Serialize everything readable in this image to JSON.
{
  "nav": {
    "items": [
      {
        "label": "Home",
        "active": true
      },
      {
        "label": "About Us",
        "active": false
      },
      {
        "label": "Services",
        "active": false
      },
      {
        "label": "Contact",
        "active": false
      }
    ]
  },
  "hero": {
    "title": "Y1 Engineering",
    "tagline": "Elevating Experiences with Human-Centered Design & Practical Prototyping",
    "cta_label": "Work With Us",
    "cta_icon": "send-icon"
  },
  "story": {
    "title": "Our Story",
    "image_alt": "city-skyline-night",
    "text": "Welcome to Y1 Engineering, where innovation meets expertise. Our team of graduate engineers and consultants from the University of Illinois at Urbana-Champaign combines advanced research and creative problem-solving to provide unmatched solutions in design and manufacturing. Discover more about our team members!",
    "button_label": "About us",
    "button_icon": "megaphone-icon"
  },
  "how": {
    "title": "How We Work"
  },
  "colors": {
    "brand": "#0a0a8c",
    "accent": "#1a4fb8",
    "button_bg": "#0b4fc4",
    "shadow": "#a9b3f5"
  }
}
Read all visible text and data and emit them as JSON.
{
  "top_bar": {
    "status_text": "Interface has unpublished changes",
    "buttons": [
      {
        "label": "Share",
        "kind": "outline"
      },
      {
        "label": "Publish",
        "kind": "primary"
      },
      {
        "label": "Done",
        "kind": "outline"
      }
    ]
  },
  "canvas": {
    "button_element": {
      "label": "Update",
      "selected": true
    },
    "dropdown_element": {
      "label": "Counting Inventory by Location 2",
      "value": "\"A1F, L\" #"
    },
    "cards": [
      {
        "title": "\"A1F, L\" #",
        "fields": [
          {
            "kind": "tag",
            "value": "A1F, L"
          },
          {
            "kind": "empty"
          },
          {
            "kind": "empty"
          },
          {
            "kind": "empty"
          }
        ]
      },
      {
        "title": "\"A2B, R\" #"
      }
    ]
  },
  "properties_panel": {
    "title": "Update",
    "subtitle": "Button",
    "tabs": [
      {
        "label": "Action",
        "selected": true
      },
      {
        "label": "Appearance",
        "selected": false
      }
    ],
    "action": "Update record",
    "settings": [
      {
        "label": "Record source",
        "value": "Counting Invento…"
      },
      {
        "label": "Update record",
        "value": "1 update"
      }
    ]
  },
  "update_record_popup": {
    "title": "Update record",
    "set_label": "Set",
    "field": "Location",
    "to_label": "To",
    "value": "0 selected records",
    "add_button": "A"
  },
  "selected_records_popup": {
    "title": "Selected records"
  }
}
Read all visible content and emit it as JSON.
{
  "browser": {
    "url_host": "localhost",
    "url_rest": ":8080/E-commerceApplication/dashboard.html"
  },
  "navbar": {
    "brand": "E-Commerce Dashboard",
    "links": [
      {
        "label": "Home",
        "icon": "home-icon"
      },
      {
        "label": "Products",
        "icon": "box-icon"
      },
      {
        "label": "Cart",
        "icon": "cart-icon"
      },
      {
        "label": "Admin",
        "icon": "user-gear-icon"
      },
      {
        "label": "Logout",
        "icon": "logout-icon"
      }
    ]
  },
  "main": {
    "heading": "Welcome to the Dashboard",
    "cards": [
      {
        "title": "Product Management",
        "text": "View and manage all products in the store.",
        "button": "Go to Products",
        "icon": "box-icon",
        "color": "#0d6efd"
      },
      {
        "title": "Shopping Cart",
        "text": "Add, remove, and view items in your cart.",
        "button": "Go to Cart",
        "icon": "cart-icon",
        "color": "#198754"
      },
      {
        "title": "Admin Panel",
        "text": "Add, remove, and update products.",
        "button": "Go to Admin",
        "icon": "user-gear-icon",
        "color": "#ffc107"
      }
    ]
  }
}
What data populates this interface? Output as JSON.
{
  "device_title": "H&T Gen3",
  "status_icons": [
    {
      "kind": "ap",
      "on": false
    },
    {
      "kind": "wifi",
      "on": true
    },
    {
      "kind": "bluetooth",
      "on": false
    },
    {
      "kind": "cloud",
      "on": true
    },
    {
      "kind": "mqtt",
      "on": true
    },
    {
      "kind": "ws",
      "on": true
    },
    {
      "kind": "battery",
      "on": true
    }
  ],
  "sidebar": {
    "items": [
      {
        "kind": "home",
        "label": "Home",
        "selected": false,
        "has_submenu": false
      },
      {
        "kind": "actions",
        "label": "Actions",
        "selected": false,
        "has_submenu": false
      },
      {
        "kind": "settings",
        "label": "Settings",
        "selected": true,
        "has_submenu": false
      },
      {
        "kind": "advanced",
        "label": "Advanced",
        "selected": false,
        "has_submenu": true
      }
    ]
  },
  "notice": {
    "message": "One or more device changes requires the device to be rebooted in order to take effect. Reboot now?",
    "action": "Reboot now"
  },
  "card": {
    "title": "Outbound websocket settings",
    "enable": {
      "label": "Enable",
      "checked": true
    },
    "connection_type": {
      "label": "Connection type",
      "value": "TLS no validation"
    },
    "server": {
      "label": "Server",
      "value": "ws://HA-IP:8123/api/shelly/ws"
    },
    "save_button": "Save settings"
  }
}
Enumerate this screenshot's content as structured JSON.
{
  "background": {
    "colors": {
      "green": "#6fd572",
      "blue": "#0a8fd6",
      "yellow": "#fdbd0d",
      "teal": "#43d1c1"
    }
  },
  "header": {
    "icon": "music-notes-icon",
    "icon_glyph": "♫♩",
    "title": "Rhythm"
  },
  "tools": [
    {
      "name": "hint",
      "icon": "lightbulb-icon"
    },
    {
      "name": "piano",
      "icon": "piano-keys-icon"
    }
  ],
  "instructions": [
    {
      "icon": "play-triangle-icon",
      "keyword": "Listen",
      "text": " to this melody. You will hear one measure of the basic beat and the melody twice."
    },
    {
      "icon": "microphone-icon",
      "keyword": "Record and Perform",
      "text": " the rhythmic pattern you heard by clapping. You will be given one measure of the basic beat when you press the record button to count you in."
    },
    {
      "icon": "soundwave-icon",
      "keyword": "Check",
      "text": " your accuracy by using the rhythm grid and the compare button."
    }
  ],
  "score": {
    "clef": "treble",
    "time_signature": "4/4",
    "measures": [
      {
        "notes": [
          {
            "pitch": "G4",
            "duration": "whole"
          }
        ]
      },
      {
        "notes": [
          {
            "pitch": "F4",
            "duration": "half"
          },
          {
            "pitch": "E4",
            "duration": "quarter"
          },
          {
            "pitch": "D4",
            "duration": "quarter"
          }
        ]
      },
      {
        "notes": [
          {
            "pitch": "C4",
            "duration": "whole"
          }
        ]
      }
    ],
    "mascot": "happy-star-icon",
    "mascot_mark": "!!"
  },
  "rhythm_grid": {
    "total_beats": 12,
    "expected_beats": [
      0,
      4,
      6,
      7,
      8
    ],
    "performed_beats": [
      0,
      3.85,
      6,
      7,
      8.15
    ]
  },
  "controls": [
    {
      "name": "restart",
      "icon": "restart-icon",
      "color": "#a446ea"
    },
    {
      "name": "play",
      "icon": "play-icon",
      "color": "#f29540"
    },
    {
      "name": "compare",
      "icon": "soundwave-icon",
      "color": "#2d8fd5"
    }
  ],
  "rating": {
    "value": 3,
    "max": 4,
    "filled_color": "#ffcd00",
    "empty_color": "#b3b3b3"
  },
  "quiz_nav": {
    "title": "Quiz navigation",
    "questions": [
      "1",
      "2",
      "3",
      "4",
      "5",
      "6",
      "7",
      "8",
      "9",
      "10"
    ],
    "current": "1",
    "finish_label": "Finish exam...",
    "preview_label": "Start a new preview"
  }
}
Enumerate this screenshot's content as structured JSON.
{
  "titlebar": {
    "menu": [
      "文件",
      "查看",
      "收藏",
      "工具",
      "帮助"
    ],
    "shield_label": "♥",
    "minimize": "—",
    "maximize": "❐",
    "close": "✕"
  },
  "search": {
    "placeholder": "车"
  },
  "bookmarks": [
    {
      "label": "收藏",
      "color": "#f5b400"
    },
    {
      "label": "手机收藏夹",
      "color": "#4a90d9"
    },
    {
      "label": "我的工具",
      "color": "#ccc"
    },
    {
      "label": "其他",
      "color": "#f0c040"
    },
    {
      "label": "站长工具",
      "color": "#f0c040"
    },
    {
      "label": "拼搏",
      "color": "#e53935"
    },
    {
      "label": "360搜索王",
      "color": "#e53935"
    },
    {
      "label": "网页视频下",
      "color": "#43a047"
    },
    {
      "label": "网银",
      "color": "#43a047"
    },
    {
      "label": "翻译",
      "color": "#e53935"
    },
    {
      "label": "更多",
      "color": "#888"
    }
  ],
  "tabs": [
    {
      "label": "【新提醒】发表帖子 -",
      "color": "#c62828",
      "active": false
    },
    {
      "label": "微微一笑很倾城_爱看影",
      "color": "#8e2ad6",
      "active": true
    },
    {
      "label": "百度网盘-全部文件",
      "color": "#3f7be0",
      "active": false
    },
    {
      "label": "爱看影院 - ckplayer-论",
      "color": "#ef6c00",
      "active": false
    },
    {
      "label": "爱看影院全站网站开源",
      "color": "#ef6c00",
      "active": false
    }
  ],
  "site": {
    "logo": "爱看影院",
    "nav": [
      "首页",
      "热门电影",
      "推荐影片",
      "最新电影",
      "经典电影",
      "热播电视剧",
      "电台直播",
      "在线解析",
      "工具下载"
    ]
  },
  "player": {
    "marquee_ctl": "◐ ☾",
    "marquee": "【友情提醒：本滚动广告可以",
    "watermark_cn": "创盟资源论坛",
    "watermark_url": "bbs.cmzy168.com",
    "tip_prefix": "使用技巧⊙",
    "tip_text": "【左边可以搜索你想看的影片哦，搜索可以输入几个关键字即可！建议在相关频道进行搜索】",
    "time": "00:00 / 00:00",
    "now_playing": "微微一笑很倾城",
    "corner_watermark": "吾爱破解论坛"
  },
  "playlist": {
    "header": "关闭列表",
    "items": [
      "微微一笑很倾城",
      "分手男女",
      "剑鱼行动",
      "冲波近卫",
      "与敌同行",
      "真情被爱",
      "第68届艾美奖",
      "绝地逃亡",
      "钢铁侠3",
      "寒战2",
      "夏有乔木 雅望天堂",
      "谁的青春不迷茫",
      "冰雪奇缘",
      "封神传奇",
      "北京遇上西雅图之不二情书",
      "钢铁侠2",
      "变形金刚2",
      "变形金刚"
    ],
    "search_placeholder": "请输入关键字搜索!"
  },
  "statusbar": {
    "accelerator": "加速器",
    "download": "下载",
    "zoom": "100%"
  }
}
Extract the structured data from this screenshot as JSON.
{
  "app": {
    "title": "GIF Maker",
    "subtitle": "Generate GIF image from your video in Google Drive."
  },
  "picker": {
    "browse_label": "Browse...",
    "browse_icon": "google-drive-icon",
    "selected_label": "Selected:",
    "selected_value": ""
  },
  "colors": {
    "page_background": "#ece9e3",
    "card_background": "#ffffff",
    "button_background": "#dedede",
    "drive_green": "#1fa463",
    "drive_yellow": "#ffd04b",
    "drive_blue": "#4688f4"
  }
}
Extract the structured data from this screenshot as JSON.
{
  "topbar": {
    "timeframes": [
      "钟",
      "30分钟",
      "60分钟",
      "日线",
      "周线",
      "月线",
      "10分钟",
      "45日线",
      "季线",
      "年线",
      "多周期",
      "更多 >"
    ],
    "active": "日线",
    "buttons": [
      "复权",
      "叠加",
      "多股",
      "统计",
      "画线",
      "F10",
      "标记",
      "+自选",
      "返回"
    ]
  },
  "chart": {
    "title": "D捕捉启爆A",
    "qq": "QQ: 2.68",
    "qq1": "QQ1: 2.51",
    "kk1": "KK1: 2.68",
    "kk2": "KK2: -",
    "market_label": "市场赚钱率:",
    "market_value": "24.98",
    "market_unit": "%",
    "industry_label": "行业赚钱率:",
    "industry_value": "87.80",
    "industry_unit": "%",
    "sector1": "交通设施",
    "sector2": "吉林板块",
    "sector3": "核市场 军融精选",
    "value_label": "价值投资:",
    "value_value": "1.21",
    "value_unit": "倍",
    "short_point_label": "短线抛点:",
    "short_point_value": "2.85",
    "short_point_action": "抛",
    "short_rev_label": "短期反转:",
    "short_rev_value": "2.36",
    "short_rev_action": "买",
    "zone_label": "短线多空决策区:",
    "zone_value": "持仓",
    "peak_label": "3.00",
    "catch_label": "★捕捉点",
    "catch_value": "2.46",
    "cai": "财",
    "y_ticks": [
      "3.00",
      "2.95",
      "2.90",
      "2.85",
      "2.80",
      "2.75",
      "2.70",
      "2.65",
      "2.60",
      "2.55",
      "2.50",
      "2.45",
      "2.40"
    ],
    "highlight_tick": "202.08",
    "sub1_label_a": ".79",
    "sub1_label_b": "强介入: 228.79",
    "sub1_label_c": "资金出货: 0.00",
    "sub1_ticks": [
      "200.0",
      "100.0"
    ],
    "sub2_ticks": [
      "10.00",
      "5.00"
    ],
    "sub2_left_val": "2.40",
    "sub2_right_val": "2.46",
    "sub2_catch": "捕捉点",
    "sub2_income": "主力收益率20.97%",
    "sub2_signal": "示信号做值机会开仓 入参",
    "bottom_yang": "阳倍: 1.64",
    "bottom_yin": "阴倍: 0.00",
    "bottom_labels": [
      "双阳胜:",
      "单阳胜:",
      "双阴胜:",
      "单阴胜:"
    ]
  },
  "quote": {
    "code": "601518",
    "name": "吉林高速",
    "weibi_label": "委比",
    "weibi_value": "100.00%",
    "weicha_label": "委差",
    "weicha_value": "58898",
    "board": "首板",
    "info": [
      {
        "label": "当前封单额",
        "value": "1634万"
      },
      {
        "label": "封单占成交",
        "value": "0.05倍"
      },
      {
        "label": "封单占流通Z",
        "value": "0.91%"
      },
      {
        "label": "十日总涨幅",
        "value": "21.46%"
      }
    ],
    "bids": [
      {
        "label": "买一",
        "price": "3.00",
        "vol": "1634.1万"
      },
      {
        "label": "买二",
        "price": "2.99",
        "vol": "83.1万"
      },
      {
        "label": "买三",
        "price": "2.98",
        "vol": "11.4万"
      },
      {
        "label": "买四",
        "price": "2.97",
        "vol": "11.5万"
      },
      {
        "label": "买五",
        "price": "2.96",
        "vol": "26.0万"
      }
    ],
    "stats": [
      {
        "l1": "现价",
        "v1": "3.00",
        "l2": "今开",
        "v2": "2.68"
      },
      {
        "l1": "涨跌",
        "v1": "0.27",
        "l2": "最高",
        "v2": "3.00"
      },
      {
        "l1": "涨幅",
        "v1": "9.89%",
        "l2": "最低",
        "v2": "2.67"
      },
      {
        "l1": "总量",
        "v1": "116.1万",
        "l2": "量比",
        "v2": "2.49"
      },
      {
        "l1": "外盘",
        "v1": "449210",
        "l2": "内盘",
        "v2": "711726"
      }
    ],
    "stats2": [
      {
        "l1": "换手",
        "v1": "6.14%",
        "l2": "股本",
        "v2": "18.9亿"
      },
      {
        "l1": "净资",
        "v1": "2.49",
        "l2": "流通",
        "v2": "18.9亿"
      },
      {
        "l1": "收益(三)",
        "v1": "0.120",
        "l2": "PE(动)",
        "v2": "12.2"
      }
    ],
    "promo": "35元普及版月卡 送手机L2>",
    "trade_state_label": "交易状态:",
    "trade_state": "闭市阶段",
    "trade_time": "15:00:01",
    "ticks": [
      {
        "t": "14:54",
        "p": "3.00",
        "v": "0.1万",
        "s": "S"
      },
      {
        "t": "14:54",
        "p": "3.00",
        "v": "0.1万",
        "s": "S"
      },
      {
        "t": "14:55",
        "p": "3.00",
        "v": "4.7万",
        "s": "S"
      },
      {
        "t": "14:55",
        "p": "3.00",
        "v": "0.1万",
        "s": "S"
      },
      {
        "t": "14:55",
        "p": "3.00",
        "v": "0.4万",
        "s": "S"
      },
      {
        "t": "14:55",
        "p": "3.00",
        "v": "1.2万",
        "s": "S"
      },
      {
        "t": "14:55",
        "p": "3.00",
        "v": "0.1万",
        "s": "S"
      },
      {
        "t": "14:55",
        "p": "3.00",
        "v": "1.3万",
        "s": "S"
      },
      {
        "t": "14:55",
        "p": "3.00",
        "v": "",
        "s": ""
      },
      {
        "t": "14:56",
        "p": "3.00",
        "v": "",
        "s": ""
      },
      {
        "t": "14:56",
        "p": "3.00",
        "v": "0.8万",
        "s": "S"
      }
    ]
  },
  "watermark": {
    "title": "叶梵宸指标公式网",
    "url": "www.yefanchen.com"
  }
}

Job: Your answer should be a single number: the count of lines in these records that hold the string "data".

The output: 4